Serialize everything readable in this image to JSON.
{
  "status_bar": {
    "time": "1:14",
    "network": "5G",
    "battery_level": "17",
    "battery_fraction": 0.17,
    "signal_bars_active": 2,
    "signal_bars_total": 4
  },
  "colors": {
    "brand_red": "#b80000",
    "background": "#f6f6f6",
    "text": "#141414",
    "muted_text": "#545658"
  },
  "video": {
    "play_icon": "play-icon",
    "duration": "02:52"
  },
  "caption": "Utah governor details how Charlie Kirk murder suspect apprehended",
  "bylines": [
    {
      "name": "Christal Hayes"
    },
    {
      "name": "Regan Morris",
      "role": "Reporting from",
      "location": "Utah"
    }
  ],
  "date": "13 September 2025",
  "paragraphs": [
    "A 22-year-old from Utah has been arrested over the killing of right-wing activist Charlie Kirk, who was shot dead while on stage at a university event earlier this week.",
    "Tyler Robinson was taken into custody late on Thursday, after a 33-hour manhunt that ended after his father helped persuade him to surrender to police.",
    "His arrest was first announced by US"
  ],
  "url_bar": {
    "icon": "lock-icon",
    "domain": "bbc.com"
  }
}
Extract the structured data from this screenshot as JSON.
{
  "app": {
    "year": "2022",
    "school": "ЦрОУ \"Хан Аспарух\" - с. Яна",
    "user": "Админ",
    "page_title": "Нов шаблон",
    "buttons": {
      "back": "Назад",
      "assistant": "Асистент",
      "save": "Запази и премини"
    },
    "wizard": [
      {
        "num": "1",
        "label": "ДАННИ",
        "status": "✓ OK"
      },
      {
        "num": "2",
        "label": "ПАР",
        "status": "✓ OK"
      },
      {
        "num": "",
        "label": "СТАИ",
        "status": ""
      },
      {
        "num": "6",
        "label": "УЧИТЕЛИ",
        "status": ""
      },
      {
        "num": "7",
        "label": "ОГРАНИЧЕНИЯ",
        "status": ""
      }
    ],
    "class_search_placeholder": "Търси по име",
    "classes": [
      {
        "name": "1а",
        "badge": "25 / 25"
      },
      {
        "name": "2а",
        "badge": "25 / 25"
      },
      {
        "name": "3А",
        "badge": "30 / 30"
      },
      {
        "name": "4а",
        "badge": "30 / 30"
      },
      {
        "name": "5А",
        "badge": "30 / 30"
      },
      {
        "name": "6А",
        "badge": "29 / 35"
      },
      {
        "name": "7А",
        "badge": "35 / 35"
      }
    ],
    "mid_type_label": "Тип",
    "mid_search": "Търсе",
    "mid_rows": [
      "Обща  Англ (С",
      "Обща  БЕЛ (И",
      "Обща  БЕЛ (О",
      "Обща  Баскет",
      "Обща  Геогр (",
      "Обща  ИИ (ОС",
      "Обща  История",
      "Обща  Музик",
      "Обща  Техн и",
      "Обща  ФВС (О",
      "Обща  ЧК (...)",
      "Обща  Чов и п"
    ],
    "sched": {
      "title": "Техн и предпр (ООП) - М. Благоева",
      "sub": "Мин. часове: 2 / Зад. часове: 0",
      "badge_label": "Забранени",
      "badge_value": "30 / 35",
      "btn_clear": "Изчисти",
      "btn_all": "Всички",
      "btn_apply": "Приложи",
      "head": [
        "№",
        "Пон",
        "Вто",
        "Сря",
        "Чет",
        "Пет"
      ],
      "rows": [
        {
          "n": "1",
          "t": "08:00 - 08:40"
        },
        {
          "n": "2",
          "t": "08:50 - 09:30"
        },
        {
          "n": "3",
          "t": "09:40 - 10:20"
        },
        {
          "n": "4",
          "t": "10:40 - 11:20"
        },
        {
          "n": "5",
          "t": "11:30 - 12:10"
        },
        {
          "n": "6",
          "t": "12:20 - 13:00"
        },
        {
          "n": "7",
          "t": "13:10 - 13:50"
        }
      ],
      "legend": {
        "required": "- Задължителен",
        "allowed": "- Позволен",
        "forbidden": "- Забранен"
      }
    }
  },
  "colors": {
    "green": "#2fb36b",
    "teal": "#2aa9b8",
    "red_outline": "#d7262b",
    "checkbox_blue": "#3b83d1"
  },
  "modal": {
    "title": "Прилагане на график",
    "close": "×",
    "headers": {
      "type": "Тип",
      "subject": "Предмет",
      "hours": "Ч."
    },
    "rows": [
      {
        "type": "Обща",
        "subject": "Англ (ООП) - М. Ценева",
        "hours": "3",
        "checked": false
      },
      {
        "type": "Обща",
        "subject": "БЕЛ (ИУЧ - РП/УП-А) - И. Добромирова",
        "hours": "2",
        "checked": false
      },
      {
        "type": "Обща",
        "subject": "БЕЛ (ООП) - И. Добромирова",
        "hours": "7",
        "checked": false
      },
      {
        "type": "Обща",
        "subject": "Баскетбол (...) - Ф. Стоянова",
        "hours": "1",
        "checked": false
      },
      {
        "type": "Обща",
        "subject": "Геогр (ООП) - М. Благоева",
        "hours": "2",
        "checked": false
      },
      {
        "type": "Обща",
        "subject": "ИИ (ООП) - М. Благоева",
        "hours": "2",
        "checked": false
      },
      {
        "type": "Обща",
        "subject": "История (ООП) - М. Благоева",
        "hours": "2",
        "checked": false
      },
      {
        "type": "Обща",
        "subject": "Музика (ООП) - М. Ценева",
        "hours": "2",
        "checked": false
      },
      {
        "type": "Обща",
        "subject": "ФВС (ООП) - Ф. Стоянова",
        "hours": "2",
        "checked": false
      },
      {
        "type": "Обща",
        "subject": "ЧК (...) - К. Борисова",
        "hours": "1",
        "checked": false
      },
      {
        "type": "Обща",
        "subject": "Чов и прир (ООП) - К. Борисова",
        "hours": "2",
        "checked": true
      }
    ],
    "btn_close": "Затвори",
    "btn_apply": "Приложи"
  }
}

EXERCISE TASK: Extract the full listing and reproduce each line exactly.

RIGHT ANSWER:
Serialize everything readable in this image to JSON.
{
  "status_bar": {
    "time": "1:14",
    "network": "5G",
    "battery_level": "17",
    "battery_fraction": 0.17,
    "signal_bars_active": 2,
    "signal_bars_total": 4
  },
  "colors": {
    "brand_red": "#b80000",
    "background": "#f6f6f6",
    "text": "#141414",
    "muted_text": "#545658"
  },
  "video": {
    "play_icon": "play-icon",
    "duration": "02:52"
  },
  "caption": "Utah governor details how Charlie Kirk murder suspect apprehended",
  "bylines": [
    {
      "name": "Christal Hayes"
    },
    {
      "name": "Regan Morris",
      "role": "Reporting from",
      "location": "Utah"
    }
  ],
  "date": "13 September 2025",
  "paragraphs": [
    "A 22-year-old from Utah has been arrested over the killing of right-wing activist Charlie Kirk, who was shot dead while on stage at a university event earlier this week.",
    "Tyler Robinson was taken into custody late on Thursday, after a 33-hour manhunt that ended after his father helped persuade him to surrender to police.",
    "His arrest was first announced by US"
  ],
  "url_bar": {
    "icon": "lock-icon",
    "domain": "bbc.com"
  }
}
Extract the structured data from this screenshot as JSON.
{
  "app": {
    "year": "2022",
    "school": "ЦрОУ \"Хан Аспарух\" - с. Яна",
    "user": "Админ",
    "page_title": "Нов шаблон",
    "buttons": {
      "back": "Назад",
      "assistant": "Асистент",
      "save": "Запази и премини"
    },
    "wizard": [
      {
        "num": "1",
        "label": "ДАННИ",
        "status": "✓ OK"
      },
      {
        "num": "2",
        "label": "ПАР",
        "status": "✓ OK"
      },
      {
        "num": "",
        "label": "СТАИ",
        "status": ""
      },
      {
        "num": "6",
        "label": "УЧИТЕЛИ",
        "status": ""
      },
      {
        "num": "7",
        "label": "ОГРАНИЧЕНИЯ",
        "status": ""
      }
    ],
    "class_search_placeholder": "Търси по име",
    "classes": [
      {
        "name": "1а",
        "badge": "25 / 25"
      },
      {
        "name": "2а",
        "badge": "25 / 25"
      },
      {
        "name": "3А",
        "badge": "30 / 30"
      },
      {
        "name": "4а",
        "badge": "30 / 30"
      },
      {
        "name": "5А",
        "badge": "30 / 30"
      },
      {
        "name": "6А",
        "badge": "29 / 35"
      },
      {
        "name": "7А",
        "badge": "35 / 35"
      }
    ],
    "mid_type_label": "Тип",
    "mid_search": "Търсе",
    "mid_rows": [
      "Обща  Англ (С",
      "Обща  БЕЛ (И",
      "Обща  БЕЛ (О",
      "Обща  Баскет",
      "Обща  Геогр (",
      "Обща  ИИ (ОС",
      "Обща  История",
      "Обща  Музик",
      "Обща  Техн и",
      "Обща  ФВС (О",
      "Обща  ЧК (...)",
      "Обща  Чов и п"
    ],
    "sched": {
      "title": "Техн и предпр (ООП) - М. Благоева",
      "sub": "Мин. часове: 2 / Зад. часове: 0",
      "badge_label": "Забранени",
      "badge_value": "30 / 35",
      "btn_clear": "Изчисти",
      "btn_all": "Всички",
      "btn_apply": "Приложи",
      "head": [
        "№",
        "Пон",
        "Вто",
        "Сря",
        "Чет",
        "Пет"
      ],
      "rows": [
        {
          "n": "1",
          "t": "08:00 - 08:40"
        },
        {
          "n": "2",
          "t": "08:50 - 09:30"
        },
        {
          "n": "3",
          "t": "09:40 - 10:20"
        },
        {
          "n": "4",
          "t": "10:40 - 11:20"
        },
        {
          "n": "5",
          "t": "11:30 - 12:10"
        },
        {
          "n": "6",
          "t": "12:20 - 13:00"
        },
        {
          "n": "7",
          "t": "13:10 - 13:50"
        }
      ],
      "legend": {
        "required": "- Задължителен",
        "allowed": "- Позволен",
        "forbidden": "- Забранен"
      }
    }
  },
  "colors": {
    "green": "#2fb36b",
    "teal": "#2aa9b8",
    "red_outline": "#d7262b",
    "checkbox_blue": "#3b83d1"
  },
  "modal": {
    "title": "Прилагане на график",
    "close": "×",
    "headers": {
      "type": "Тип",
      "subject": "Предмет",
      "hours": "Ч."
    },
    "rows": [
      {
        "type": "Обща",
        "subject": "Англ (ООП) - М. Ценева",
        "hours": "3",
        "checked": false
      },
      {
        "type": "Обща",
        "subject": "БЕЛ (ИУЧ - РП/УП-А) - И. Добромирова",
        "hours": "2",
        "checked": false
      },
      {
        "type": "Обща",
        "subject": "БЕЛ (ООП) - И. Добромирова",
        "hours": "7",
        "checked": false
      },
      {
        "type": "Обща",
        "subject": "Баскетбол (...) - Ф. Стоянова",
        "hours": "1",
        "checked": false
      },
      {
        "type": "Обща",
        "subject": "Геогр (ООП) - М. Благоева",
        "hours": "2",
        "checked": false
      },
      {
        "type": "Обща",
        "subject": "ИИ (ООП) - М. Благоева",
        "hours": "2",
        "checked": false
      },
      {
        "type": "Обща",
        "subject": "История (ООП) - М. Благоева",
        "hours": "2",
        "checked": false
      },
      {
        "type": "Обща",
        "subject": "Музика (ООП) - М. Ценева",
        "hours": "2",
        "checked": false
      },
      {
        "type": "Обща",
        "subject": "ФВС (ООП) - Ф. Стоянова",
        "hours": "2",
        "checked": false
      },
      {
        "type": "Обща",
        "subject": "ЧК (...) - К. Борисова",
        "hours": "1",
        "checked": false
      },
      {
        "type": "Обща",
        "subject": "Чов и прир (ООП) - К. Борисова",
        "hours": "2",
        "checked": true
      }
    ],
    "btn_close": "Затвори",
    "btn_apply": "Приложи"
  }
}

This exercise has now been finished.